Written request =
Report only the number of lines in this material that include the string "color".

Working data =
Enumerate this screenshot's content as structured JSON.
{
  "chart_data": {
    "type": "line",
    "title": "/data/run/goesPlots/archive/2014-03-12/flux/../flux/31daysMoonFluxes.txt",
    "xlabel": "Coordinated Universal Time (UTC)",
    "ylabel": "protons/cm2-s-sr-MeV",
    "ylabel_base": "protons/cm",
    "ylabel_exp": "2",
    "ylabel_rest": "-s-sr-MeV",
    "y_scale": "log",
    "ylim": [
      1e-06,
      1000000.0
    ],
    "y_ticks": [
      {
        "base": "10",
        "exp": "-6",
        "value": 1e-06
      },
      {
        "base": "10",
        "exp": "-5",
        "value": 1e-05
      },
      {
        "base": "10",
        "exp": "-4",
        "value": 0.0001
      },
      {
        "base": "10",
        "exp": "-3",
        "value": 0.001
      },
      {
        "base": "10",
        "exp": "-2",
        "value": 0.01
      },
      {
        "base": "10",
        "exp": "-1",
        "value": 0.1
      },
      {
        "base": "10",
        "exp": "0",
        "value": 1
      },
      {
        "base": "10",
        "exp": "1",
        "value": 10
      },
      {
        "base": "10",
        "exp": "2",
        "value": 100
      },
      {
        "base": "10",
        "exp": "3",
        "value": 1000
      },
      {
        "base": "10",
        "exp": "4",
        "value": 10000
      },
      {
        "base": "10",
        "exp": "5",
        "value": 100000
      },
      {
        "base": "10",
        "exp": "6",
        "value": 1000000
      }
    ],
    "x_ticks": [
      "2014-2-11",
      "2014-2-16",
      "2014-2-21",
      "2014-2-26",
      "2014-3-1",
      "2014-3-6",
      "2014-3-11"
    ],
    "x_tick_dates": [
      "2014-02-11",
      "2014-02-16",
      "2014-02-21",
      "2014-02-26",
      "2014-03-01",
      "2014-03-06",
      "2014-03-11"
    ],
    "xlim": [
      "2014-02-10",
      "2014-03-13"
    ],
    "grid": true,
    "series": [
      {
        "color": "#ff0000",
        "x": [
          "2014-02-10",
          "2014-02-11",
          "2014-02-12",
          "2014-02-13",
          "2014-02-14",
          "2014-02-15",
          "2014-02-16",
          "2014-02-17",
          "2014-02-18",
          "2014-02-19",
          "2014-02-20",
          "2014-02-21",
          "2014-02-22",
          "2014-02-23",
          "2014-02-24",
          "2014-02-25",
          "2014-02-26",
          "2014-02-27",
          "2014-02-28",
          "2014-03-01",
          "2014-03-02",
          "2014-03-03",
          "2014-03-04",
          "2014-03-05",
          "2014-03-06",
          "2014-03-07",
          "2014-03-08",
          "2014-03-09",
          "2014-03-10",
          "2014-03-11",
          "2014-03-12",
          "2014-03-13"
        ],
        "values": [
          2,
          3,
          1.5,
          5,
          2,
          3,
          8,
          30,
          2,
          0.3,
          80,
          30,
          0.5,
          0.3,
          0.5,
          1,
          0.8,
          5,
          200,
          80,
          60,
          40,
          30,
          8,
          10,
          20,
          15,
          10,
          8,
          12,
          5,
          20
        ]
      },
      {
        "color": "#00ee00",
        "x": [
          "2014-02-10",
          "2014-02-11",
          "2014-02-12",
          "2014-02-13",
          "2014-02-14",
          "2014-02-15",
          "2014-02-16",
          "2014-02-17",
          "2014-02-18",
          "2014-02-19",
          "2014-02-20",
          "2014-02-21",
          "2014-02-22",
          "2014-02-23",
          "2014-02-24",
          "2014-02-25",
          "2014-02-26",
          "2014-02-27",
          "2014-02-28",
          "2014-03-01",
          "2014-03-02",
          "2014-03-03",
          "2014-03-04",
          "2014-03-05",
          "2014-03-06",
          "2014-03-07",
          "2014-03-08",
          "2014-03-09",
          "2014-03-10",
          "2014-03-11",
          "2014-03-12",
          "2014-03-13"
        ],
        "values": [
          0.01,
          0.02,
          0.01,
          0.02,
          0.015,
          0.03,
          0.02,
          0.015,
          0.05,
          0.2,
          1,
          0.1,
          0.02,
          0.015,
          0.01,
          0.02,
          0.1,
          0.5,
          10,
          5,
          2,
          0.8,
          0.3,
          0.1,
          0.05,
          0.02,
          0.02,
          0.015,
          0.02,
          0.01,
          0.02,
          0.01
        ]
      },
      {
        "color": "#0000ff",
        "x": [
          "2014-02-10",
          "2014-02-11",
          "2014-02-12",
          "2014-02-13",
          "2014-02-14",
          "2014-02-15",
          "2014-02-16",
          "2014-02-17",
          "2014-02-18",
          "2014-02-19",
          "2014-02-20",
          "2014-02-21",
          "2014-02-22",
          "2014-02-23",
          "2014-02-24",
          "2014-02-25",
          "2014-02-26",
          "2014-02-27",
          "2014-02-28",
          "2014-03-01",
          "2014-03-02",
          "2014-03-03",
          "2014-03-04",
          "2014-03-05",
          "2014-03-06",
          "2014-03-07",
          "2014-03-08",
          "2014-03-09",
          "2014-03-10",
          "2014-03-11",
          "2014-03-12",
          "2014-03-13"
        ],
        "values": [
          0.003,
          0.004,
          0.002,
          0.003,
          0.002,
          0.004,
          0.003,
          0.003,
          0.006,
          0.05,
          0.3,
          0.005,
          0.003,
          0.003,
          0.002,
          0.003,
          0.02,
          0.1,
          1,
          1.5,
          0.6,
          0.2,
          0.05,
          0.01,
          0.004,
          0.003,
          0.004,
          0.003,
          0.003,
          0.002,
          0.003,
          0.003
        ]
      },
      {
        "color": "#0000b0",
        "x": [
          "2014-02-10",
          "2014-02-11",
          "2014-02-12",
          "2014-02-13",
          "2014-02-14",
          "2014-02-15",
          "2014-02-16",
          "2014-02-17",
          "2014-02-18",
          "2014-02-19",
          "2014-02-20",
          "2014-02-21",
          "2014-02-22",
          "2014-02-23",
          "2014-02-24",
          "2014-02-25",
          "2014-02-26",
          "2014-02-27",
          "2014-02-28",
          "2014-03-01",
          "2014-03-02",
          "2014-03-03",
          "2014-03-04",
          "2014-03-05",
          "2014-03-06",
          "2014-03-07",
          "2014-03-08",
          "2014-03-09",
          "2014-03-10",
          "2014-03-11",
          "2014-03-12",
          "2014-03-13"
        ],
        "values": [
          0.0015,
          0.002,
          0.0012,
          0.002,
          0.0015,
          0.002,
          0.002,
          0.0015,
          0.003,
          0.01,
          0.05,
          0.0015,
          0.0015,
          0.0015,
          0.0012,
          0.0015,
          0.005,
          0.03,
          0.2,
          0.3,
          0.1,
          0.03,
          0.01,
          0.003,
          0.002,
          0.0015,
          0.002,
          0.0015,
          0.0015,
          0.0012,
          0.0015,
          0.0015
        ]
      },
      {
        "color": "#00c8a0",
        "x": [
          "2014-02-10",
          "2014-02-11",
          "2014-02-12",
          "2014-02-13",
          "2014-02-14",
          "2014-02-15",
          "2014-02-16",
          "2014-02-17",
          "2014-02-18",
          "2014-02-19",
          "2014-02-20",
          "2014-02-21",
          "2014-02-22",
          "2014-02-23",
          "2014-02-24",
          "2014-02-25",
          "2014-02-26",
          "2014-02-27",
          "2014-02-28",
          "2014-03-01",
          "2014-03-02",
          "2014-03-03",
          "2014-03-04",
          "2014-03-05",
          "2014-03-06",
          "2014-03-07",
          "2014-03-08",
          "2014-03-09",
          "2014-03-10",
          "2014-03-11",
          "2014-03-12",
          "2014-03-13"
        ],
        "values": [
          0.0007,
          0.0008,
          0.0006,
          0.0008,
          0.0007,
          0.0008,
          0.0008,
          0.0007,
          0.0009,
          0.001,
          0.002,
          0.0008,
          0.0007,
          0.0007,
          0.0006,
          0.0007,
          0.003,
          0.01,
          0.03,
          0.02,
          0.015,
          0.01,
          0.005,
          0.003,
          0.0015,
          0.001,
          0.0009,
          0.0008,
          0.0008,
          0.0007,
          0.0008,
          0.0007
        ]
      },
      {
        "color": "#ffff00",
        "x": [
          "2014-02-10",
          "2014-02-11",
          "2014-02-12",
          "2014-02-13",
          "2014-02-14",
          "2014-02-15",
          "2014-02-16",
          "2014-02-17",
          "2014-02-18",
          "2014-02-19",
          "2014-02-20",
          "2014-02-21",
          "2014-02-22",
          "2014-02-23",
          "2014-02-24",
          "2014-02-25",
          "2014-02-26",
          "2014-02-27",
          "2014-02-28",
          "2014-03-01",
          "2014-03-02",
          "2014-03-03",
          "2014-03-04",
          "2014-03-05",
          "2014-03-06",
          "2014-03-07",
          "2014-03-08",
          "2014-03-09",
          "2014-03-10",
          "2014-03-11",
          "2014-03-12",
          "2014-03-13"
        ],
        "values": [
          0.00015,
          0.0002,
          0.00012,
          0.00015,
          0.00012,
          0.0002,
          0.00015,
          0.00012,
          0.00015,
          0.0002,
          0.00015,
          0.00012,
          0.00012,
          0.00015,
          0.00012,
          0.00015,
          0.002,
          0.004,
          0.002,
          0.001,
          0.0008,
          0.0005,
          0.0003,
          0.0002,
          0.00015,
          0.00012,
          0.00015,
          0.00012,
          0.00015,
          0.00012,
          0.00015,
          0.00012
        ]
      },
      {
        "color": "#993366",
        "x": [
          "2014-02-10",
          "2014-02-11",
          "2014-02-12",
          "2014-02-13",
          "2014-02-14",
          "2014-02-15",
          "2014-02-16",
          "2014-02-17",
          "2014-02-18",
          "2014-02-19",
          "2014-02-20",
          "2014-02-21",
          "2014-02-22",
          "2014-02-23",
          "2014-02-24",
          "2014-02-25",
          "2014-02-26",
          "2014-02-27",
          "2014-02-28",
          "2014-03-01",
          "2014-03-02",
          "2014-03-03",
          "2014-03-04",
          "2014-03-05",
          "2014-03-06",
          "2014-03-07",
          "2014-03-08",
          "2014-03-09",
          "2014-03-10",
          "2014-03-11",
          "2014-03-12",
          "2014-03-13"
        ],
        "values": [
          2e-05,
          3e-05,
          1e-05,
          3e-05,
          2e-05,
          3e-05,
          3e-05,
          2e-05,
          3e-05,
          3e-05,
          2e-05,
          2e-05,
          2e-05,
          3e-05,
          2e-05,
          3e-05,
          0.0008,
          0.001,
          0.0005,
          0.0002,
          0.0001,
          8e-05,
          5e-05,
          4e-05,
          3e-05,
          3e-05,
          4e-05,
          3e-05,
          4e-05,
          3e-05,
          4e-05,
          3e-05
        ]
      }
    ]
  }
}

Response to this task =
7